**Short problem**
Collect all lines containing the word "text" from the data.

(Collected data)
──────────────────────────────
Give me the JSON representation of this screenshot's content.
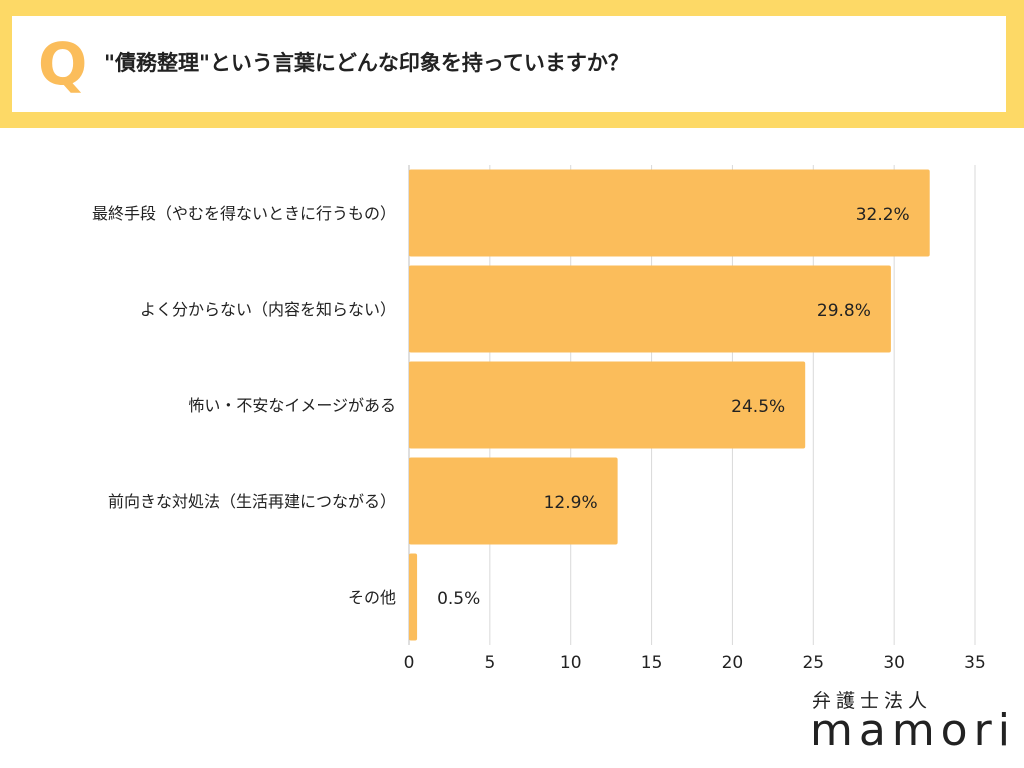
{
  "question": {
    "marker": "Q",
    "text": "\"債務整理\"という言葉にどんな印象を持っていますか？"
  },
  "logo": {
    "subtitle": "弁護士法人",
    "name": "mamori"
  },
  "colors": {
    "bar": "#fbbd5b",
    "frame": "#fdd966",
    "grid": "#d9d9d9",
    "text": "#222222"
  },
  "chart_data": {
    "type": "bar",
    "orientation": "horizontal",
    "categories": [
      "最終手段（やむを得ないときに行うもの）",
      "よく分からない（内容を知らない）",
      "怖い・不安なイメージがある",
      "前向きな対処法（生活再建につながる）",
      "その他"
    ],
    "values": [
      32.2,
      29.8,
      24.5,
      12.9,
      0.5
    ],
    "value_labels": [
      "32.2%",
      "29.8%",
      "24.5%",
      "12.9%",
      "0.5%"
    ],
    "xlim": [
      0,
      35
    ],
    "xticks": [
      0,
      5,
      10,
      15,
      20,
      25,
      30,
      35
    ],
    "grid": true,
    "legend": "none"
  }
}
──────────────────────────────
**Written response**
    "text": "\"債務整理\"という言葉にどんな印象を持っていますか？"
    "text": "#222222"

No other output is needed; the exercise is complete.